GIVEN PROBLEM
Show every line containing "einmaligen" by copying it.

begin RECORDS TO PROCESS

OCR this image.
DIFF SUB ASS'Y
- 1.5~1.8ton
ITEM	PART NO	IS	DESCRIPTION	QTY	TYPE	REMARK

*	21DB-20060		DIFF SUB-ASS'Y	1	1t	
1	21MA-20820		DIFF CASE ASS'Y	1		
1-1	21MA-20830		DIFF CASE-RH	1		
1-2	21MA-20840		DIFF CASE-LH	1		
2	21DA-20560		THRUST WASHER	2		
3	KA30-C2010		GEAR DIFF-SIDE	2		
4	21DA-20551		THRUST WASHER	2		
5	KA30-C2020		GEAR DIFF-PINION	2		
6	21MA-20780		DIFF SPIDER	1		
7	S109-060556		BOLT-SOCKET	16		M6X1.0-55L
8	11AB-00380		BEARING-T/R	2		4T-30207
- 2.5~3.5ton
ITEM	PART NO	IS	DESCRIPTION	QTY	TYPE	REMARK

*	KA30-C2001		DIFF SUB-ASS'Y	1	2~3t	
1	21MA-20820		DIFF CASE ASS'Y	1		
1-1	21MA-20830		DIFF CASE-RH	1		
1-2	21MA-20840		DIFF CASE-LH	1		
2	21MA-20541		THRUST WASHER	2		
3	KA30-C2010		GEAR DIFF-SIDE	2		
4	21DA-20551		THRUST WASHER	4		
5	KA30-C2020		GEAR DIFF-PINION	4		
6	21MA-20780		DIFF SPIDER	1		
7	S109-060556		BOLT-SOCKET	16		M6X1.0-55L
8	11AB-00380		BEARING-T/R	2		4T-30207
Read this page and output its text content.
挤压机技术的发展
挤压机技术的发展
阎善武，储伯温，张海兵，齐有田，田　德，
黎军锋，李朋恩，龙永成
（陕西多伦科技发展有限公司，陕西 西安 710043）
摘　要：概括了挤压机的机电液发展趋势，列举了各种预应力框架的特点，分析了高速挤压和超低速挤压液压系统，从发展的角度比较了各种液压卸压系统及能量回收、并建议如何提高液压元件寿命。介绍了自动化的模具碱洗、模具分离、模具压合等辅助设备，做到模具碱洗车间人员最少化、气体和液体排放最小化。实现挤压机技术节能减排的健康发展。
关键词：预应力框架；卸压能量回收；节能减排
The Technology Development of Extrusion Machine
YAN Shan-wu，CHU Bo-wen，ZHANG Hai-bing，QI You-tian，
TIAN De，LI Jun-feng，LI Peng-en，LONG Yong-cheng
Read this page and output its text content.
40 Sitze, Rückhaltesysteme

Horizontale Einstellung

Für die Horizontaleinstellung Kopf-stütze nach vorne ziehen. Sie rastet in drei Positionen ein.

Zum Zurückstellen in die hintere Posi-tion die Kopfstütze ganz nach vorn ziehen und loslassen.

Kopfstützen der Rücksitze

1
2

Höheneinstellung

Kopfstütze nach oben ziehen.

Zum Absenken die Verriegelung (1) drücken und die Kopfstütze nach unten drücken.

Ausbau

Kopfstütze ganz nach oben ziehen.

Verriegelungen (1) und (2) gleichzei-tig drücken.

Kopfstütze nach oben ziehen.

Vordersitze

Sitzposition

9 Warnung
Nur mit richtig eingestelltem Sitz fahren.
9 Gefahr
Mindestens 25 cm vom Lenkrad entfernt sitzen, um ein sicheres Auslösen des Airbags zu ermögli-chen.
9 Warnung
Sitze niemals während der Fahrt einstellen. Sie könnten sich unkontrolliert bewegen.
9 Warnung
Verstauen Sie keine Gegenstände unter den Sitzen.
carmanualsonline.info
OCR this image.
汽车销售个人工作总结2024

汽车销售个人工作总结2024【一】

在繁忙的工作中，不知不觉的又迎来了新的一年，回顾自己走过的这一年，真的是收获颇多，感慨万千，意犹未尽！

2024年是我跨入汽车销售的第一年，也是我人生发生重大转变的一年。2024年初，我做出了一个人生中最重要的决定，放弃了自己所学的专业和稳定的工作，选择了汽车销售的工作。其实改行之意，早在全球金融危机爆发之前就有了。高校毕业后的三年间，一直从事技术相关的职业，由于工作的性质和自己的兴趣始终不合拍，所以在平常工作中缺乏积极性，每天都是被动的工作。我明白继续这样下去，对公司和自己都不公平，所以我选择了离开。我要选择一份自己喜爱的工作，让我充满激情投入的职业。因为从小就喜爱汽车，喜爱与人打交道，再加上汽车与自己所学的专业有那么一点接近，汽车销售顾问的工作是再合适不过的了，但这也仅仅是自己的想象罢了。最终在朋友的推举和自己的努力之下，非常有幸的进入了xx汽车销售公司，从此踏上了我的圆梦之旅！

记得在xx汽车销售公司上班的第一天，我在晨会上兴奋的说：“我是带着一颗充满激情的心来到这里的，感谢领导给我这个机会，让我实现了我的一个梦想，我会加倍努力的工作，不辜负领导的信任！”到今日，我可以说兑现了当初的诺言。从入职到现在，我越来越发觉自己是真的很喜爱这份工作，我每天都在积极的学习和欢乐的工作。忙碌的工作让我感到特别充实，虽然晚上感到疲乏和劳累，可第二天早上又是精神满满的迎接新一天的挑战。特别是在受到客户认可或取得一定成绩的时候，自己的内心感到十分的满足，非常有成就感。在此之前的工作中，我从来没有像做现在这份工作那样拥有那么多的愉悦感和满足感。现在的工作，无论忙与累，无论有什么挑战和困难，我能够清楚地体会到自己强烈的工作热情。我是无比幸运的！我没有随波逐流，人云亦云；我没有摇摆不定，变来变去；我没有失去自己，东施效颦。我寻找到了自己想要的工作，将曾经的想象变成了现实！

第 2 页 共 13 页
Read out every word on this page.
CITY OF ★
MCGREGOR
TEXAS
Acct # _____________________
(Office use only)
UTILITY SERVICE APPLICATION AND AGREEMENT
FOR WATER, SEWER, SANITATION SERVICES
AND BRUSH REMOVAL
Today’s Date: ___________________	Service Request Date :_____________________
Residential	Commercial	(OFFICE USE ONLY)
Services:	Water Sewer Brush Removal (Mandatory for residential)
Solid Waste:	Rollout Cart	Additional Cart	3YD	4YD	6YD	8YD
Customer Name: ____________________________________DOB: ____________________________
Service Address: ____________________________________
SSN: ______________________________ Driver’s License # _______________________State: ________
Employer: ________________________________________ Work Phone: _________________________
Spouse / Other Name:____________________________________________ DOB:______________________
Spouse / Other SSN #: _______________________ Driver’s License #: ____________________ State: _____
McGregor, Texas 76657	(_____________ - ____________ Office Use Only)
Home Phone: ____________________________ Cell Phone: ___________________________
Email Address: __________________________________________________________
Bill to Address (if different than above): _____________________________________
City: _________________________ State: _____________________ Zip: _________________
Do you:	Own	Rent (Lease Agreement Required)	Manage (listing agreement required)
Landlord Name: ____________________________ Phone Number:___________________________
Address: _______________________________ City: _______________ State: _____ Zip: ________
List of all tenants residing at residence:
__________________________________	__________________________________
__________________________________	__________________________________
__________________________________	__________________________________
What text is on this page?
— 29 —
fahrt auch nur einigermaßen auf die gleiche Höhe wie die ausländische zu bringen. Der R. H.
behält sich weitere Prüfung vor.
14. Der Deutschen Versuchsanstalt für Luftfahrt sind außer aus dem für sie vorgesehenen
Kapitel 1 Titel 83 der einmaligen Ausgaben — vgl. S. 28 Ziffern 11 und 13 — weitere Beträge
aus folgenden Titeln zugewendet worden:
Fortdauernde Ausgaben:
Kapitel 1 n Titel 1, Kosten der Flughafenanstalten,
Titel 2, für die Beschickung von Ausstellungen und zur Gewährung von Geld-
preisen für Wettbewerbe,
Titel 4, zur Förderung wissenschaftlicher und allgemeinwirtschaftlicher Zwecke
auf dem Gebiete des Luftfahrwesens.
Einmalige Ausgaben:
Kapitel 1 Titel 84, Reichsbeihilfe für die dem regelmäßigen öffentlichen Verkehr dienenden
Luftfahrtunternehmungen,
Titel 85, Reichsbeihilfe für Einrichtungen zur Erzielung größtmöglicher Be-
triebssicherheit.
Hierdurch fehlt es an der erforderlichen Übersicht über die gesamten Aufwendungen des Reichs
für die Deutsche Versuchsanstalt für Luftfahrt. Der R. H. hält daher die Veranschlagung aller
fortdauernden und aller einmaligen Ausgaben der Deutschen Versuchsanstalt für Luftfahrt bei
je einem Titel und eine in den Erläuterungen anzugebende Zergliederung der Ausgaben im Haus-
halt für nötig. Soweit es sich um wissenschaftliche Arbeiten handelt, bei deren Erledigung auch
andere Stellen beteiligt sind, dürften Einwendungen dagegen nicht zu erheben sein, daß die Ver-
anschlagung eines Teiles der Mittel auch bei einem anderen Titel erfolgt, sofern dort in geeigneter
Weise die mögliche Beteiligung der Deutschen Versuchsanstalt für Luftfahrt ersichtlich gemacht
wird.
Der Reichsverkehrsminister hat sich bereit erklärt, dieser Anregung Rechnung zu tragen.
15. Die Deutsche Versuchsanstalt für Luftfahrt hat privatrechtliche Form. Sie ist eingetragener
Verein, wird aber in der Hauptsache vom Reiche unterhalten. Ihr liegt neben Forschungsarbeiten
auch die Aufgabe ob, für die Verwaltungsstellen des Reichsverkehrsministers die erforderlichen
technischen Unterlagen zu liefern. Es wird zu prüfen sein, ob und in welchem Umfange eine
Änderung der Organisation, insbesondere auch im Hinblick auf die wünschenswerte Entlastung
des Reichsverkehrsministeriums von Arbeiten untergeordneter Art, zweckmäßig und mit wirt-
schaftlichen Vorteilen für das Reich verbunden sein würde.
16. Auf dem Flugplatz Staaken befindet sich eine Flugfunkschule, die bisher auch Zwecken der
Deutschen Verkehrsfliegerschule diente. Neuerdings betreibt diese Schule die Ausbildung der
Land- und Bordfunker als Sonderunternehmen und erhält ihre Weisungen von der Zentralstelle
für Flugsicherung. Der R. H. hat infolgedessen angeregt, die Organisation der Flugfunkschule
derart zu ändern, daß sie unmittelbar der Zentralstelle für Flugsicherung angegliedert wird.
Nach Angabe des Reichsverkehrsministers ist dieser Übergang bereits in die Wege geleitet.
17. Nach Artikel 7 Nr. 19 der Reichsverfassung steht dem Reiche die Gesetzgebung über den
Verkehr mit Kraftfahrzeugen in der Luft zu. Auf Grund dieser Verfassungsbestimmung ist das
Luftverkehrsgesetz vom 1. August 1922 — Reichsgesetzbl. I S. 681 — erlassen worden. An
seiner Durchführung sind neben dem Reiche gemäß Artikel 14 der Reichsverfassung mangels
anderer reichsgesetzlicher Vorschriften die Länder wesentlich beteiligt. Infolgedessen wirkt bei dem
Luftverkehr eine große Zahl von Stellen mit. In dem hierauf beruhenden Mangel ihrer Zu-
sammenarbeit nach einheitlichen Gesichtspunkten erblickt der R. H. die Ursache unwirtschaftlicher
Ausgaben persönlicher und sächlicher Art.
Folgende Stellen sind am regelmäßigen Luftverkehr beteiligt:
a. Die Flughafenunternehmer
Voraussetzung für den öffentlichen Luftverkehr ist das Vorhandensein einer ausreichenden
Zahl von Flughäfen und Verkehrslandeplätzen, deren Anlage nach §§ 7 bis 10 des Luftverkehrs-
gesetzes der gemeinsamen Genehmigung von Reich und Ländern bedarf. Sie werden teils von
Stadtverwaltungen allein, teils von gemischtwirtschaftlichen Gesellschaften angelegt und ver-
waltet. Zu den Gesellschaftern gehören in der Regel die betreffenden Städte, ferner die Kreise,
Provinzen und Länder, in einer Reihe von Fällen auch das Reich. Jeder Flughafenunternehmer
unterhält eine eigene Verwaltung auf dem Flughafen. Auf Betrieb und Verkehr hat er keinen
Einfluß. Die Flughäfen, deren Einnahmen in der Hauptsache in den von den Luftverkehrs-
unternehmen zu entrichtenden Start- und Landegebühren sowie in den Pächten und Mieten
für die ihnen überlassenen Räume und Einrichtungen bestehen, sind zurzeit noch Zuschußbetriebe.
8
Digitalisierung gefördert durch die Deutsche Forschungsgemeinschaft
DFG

end RECORDS TO PROCESS

ANSWER TO THE TASK
Kapitel 1 Titel 83 der einmaligen Ausgaben — vgl. S. 28 Ziffern 11 und 13 — weitere Beträge
fortdauernden und aller einmaligen Ausgaben der Deutschen Versuchsanstalt für Luftfahrt bei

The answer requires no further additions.